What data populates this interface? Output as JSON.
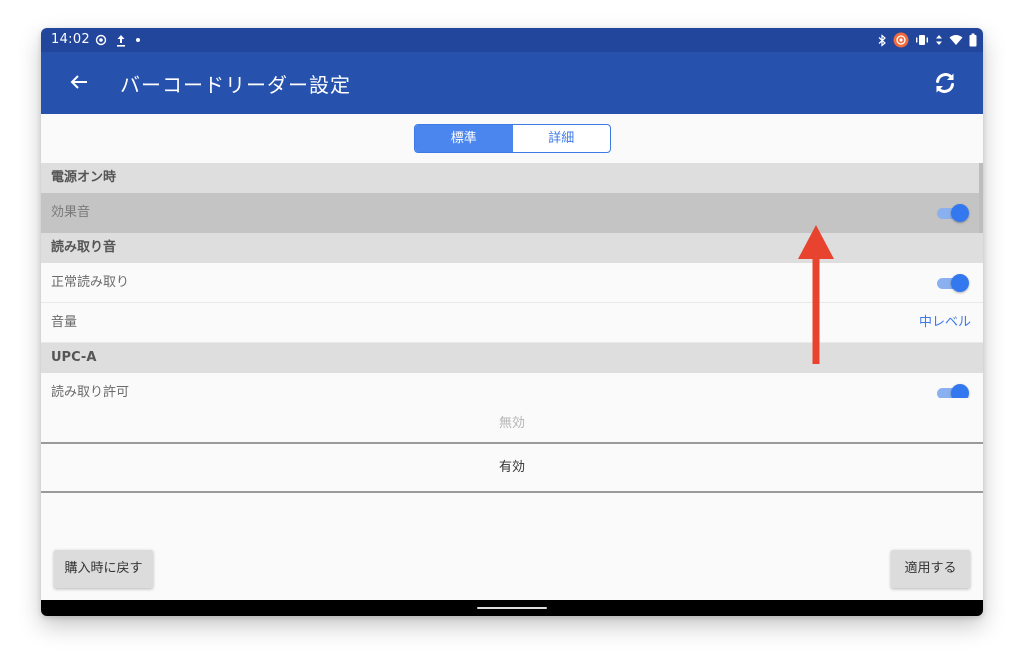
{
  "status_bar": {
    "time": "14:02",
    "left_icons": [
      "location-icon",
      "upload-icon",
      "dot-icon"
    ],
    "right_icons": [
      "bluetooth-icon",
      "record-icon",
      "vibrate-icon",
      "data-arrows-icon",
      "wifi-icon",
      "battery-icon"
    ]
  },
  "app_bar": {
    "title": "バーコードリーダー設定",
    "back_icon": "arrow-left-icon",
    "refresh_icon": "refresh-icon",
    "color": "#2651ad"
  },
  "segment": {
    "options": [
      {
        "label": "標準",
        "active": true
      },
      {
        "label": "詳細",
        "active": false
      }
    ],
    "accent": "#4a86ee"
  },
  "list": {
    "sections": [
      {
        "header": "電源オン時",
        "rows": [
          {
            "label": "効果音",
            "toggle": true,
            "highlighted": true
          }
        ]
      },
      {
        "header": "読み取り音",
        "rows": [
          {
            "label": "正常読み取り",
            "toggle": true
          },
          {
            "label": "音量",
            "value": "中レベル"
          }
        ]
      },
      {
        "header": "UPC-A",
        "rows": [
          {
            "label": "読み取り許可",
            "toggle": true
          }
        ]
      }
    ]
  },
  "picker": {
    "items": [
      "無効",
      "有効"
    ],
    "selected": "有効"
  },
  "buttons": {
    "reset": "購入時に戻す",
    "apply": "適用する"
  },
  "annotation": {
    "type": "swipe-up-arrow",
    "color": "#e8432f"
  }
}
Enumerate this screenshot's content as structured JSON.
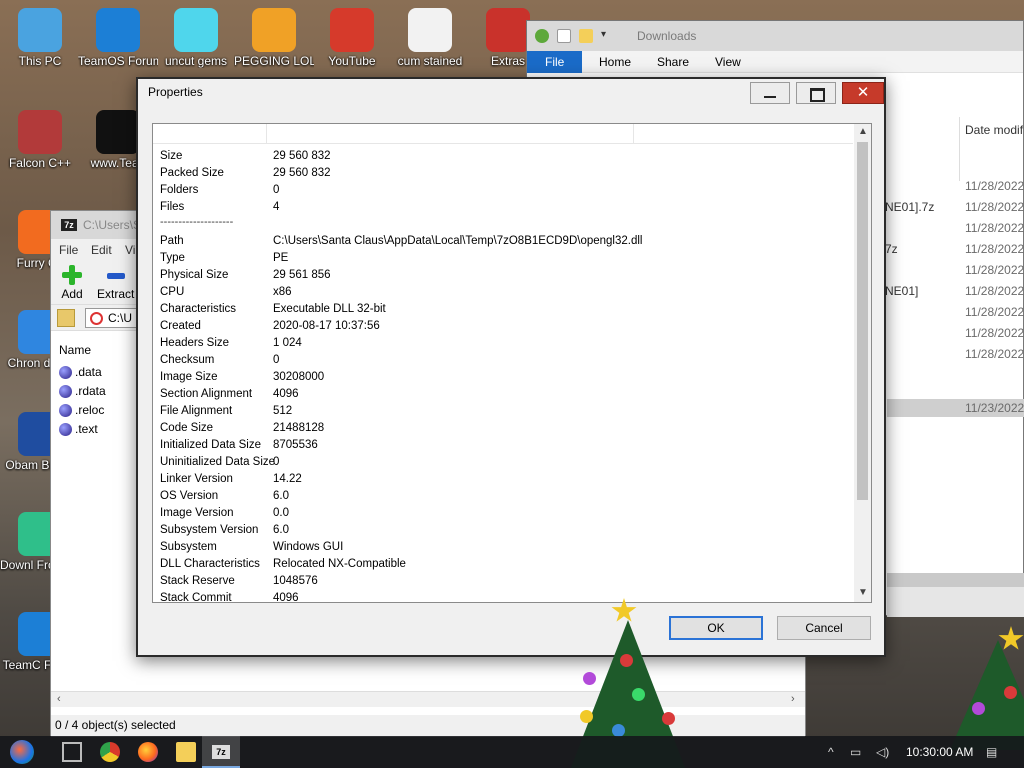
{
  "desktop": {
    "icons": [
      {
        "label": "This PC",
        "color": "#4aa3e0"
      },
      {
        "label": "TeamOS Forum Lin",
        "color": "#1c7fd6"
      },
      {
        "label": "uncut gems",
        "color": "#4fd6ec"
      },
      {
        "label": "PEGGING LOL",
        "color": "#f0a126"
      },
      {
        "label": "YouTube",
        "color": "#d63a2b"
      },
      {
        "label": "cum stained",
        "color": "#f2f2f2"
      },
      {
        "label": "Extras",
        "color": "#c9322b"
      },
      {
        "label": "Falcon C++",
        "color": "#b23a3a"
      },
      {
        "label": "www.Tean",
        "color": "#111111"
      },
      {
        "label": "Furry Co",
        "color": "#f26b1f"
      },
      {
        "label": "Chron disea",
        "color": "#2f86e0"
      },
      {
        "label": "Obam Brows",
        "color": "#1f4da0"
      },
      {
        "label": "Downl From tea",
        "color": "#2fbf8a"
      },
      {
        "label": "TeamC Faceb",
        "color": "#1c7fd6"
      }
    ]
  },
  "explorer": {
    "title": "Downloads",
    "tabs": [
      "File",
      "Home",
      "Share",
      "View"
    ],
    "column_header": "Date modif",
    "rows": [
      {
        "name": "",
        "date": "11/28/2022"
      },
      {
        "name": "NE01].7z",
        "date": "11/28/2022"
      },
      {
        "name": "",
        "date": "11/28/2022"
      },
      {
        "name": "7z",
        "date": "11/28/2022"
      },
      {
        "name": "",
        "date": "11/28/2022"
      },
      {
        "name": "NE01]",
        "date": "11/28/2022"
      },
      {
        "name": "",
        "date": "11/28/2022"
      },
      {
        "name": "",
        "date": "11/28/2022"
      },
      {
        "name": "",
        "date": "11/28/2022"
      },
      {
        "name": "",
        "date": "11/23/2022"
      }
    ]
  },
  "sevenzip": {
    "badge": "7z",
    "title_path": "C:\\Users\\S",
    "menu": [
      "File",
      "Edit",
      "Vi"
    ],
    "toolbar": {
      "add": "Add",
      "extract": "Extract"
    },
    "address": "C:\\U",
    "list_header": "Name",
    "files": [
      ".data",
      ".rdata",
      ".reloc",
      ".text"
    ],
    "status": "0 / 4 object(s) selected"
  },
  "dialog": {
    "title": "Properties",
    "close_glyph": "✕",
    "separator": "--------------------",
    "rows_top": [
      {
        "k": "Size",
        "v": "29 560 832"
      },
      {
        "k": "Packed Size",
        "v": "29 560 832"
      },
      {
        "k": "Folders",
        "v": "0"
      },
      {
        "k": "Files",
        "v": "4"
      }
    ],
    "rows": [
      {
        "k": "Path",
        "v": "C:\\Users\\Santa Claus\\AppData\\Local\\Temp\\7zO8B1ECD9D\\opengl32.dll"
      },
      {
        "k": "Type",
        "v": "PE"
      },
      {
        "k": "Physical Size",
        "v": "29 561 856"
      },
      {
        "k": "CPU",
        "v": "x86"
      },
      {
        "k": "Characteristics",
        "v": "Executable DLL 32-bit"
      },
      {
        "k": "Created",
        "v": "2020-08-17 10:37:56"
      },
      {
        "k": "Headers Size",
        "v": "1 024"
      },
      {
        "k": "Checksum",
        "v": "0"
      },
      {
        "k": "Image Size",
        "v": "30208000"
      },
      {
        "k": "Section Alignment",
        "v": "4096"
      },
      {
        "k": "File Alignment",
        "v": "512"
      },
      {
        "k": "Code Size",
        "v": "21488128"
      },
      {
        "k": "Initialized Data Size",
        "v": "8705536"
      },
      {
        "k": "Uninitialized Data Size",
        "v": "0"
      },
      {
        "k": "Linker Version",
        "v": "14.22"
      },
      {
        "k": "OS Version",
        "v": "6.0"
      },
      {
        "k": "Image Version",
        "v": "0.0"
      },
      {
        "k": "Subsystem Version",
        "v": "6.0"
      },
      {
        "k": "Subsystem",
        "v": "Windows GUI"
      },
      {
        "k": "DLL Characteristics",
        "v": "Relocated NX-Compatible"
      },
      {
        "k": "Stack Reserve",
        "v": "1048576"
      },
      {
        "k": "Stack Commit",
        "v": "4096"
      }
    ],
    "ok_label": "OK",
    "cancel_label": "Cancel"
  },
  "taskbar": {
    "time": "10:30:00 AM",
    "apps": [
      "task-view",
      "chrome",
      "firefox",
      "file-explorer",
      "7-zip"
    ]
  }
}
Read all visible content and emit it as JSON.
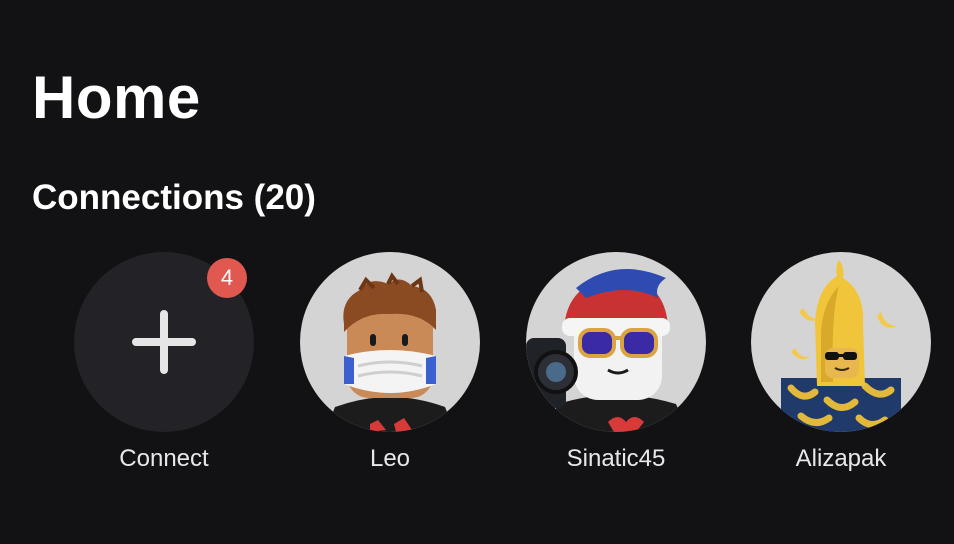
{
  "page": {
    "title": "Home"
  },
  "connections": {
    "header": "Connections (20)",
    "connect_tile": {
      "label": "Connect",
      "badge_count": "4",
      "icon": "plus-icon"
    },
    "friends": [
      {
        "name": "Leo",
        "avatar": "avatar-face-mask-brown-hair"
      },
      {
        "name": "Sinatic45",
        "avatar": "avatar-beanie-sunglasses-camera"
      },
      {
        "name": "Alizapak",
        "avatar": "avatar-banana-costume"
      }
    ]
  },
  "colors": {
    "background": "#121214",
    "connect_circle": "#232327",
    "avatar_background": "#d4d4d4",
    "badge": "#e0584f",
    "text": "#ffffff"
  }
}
——————————
* _Instructions to follow_
Give an exact copy of the material, leaving out every picture.

* _Result of the exercise_
What data populates this interface? Output as JSON.
{
  "status_bar": {
    "time": "14:02",
    "left_icons": [
      "location-icon",
      "upload-icon",
      "dot-icon"
    ],
    "right_icons": [
      "bluetooth-icon",
      "record-icon",
      "vibrate-icon",
      "data-arrows-icon",
      "wifi-icon",
      "battery-icon"
    ]
  },
  "app_bar": {
    "title": "バーコードリーダー設定",
    "back_icon": "arrow-left-icon",
    "refresh_icon": "refresh-icon",
    "color": "#2651ad"
  },
  "segment": {
    "options": [
      {
        "label": "標準",
        "active": true
      },
      {
        "label": "詳細",
        "active": false
      }
    ],
    "accent": "#4a86ee"
  },
  "list": {
    "sections": [
      {
        "header": "電源オン時",
        "rows": [
          {
            "label": "効果音",
            "toggle": true,
            "highlighted": true
          }
        ]
      },
      {
        "header": "読み取り音",
        "rows": [
          {
            "label": "正常読み取り",
            "toggle": true
          },
          {
            "label": "音量",
            "value": "中レベル"
          }
        ]
      },
      {
        "header": "UPC-A",
        "rows": [
          {
            "label": "読み取り許可",
            "toggle": true
          }
        ]
      }
    ]
  },
  "picker": {
    "items": [
      "無効",
      "有効"
    ],
    "selected": "有効"
  },
  "buttons": {
    "reset": "購入時に戻す",
    "apply": "適用する"
  },
  "annotation": {
    "type": "swipe-up-arrow",
    "color": "#e8432f"
  }
}
Enumerate this screenshot's content as structured JSON.
{
  "desktop": {
    "icons": [
      {
        "label": "This PC",
        "color": "#4aa3e0"
      },
      {
        "label": "TeamOS Forum Lin",
        "color": "#1c7fd6"
      },
      {
        "label": "uncut gems",
        "color": "#4fd6ec"
      },
      {
        "label": "PEGGING LOL",
        "color": "#f0a126"
      },
      {
        "label": "YouTube",
        "color": "#d63a2b"
      },
      {
        "label": "cum stained",
        "color": "#f2f2f2"
      },
      {
        "label": "Extras",
        "color": "#c9322b"
      },
      {
        "label": "Falcon C++",
        "color": "#b23a3a"
      },
      {
        "label": "www.Tean",
        "color": "#111111"
      },
      {
        "label": "Furry Co",
        "color": "#f26b1f"
      },
      {
        "label": "Chron disea",
        "color": "#2f86e0"
      },
      {
        "label": "Obam Brows",
        "color": "#1f4da0"
      },
      {
        "label": "Downl From tea",
        "color": "#2fbf8a"
      },
      {
        "label": "TeamC Faceb",
        "color": "#1c7fd6"
      }
    ]
  },
  "explorer": {
    "title": "Downloads",
    "tabs": [
      "File",
      "Home",
      "Share",
      "View"
    ],
    "column_header": "Date modif",
    "rows": [
      {
        "name": "",
        "date": "11/28/2022"
      },
      {
        "name": "NE01].7z",
        "date": "11/28/2022"
      },
      {
        "name": "",
        "date": "11/28/2022"
      },
      {
        "name": "7z",
        "date": "11/28/2022"
      },
      {
        "name": "",
        "date": "11/28/2022"
      },
      {
        "name": "NE01]",
        "date": "11/28/2022"
      },
      {
        "name": "",
        "date": "11/28/2022"
      },
      {
        "name": "",
        "date": "11/28/2022"
      },
      {
        "name": "",
        "date": "11/28/2022"
      },
      {
        "name": "",
        "date": "11/23/2022"
      }
    ]
  },
  "sevenzip": {
    "badge": "7z",
    "title_path": "C:\\Users\\S",
    "menu": [
      "File",
      "Edit",
      "Vi"
    ],
    "toolbar": {
      "add": "Add",
      "extract": "Extract"
    },
    "address": "C:\\U",
    "list_header": "Name",
    "files": [
      ".data",
      ".rdata",
      ".reloc",
      ".text"
    ],
    "status": "0 / 4 object(s) selected"
  },
  "dialog": {
    "title": "Properties",
    "close_glyph": "✕",
    "separator": "--------------------",
    "rows_top": [
      {
        "k": "Size",
        "v": "29 560 832"
      },
      {
        "k": "Packed Size",
        "v": "29 560 832"
      },
      {
        "k": "Folders",
        "v": "0"
      },
      {
        "k": "Files",
        "v": "4"
      }
    ],
    "rows": [
      {
        "k": "Path",
        "v": "C:\\Users\\Santa Claus\\AppData\\Local\\Temp\\7zO8B1ECD9D\\opengl32.dll"
      },
      {
        "k": "Type",
        "v": "PE"
      },
      {
        "k": "Physical Size",
        "v": "29 561 856"
      },
      {
        "k": "CPU",
        "v": "x86"
      },
      {
        "k": "Characteristics",
        "v": "Executable DLL 32-bit"
      },
      {
        "k": "Created",
        "v": "2020-08-17 10:37:56"
      },
      {
        "k": "Headers Size",
        "v": "1 024"
      },
      {
        "k": "Checksum",
        "v": "0"
      },
      {
        "k": "Image Size",
        "v": "30208000"
      },
      {
        "k": "Section Alignment",
        "v": "4096"
      },
      {
        "k": "File Alignment",
        "v": "512"
      },
      {
        "k": "Code Size",
        "v": "21488128"
      },
      {
        "k": "Initialized Data Size",
        "v": "8705536"
      },
      {
        "k": "Uninitialized Data Size",
        "v": "0"
      },
      {
        "k": "Linker Version",
        "v": "14.22"
      },
      {
        "k": "OS Version",
        "v": "6.0"
      },
      {
        "k": "Image Version",
        "v": "0.0"
      },
      {
        "k": "Subsystem Version",
        "v": "6.0"
      },
      {
        "k": "Subsystem",
        "v": "Windows GUI"
      },
      {
        "k": "DLL Characteristics",
        "v": "Relocated NX-Compatible"
      },
      {
        "k": "Stack Reserve",
        "v": "1048576"
      },
      {
        "k": "Stack Commit",
        "v": "4096"
      }
    ],
    "ok_label": "OK",
    "cancel_label": "Cancel"
  },
  "taskbar": {
    "time": "10:30:00 AM",
    "apps": [
      "task-view",
      "chrome",
      "firefox",
      "file-explorer",
      "7-zip"
    ]
  }
}
Read all visible content and emit it as JSON.
{
  "page": {
    "title": "Home"
  },
  "connections": {
    "header": "Connections (20)",
    "connect_tile": {
      "label": "Connect",
      "badge_count": "4",
      "icon": "plus-icon"
    },
    "friends": [
      {
        "name": "Leo",
        "avatar": "avatar-face-mask-brown-hair"
      },
      {
        "name": "Sinatic45",
        "avatar": "avatar-beanie-sunglasses-camera"
      },
      {
        "name": "Alizapak",
        "avatar": "avatar-banana-costume"
      }
    ]
  },
  "colors": {
    "background": "#121214",
    "connect_circle": "#232327",
    "avatar_background": "#d4d4d4",
    "badge": "#e0584f",
    "text": "#ffffff"
  }
}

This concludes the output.